[Extracted records]
(begin)

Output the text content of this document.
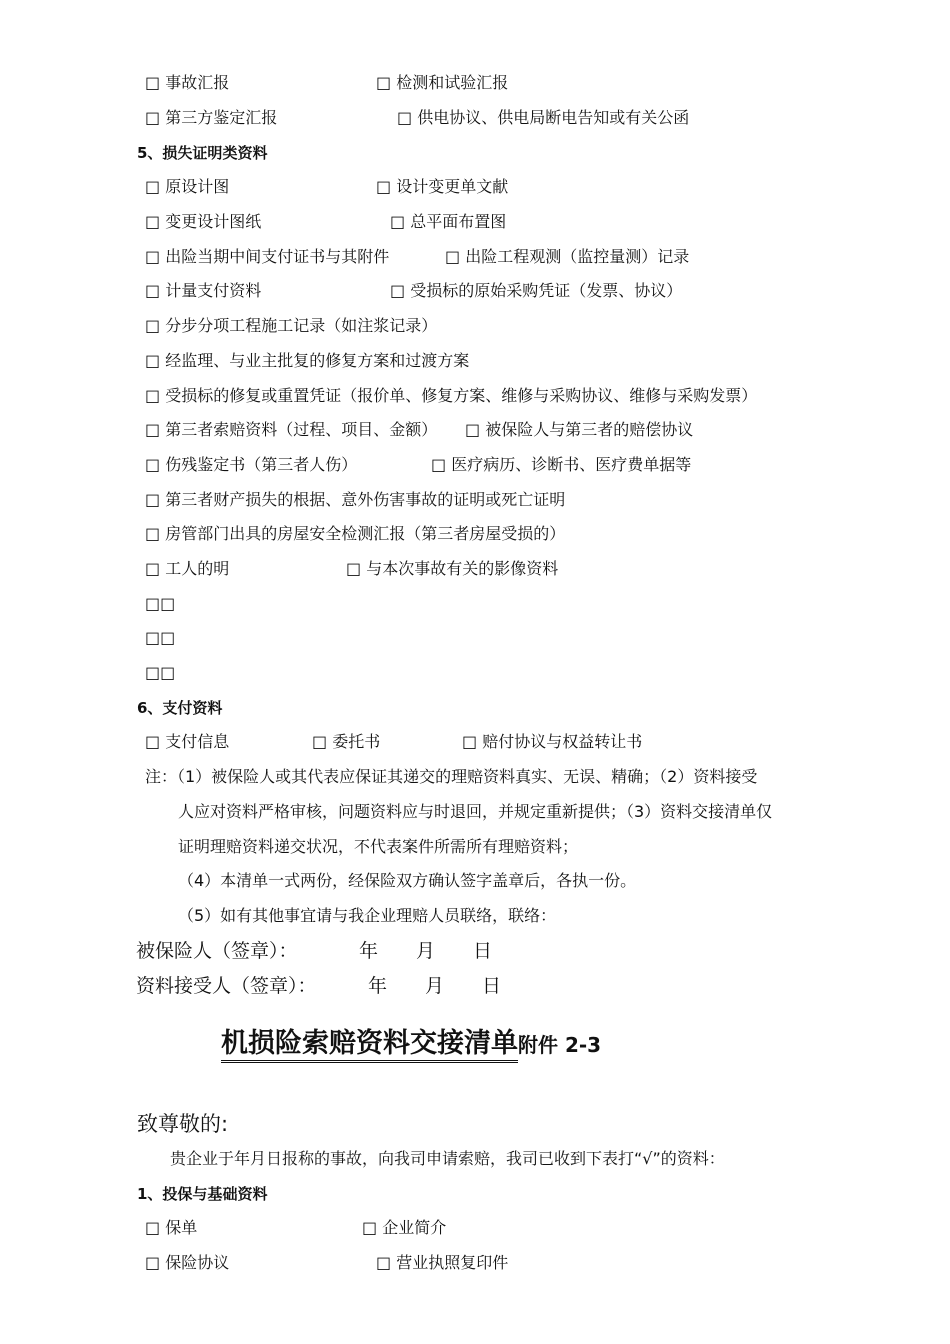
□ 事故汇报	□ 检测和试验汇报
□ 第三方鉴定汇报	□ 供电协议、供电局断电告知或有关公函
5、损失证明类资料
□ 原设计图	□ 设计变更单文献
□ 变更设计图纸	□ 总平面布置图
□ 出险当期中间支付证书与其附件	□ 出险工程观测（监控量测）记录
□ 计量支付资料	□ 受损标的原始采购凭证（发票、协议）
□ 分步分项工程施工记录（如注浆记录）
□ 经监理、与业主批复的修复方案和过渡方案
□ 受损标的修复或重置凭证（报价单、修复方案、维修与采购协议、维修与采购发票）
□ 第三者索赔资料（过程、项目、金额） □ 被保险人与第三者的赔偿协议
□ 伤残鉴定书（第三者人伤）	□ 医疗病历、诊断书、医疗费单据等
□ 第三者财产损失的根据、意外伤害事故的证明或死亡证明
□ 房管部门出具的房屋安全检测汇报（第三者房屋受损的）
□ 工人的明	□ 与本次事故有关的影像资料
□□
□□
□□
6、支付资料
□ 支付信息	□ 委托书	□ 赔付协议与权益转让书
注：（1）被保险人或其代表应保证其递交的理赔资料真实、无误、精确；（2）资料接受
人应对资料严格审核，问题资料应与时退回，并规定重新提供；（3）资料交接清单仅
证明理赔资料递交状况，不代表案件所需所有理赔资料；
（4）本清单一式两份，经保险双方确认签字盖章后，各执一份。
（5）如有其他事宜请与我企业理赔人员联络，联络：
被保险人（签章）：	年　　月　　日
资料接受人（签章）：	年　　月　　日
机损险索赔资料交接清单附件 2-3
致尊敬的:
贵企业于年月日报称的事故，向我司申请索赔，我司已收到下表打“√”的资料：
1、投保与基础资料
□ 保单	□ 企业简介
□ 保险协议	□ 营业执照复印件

(end)
(begin)

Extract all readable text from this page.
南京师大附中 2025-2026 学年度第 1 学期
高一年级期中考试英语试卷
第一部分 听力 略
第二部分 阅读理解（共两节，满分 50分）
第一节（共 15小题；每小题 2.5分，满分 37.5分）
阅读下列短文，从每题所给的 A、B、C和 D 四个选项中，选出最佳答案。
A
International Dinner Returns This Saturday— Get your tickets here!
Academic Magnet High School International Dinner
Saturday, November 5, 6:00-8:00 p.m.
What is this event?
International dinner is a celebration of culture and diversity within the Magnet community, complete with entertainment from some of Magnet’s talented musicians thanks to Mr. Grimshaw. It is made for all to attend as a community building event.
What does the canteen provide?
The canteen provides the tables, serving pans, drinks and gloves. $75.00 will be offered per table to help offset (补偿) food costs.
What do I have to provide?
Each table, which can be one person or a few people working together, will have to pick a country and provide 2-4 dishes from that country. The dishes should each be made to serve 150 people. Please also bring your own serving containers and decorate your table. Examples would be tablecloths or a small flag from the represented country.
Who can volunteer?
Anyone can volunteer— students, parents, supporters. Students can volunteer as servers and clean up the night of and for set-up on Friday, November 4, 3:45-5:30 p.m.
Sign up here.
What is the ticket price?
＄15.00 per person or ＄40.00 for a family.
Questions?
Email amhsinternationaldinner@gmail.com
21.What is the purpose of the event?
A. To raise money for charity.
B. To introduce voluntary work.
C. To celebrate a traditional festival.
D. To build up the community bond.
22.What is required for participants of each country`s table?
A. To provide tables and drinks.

(end)

#### REQUIRED TASK
Scan the material and collect every line that contains "each".

#### EXPECTED ANSWER
Each table, which can be one person or a few people working together, will have to pick a country and provide 2-4 dishes from that country. The dishes should each be made to serve 150 people. Please also bring your own serving containers and decorate your table. Examples would be tablecloths or a small flag from the represented country.
22.What is required for participants of each country`s table?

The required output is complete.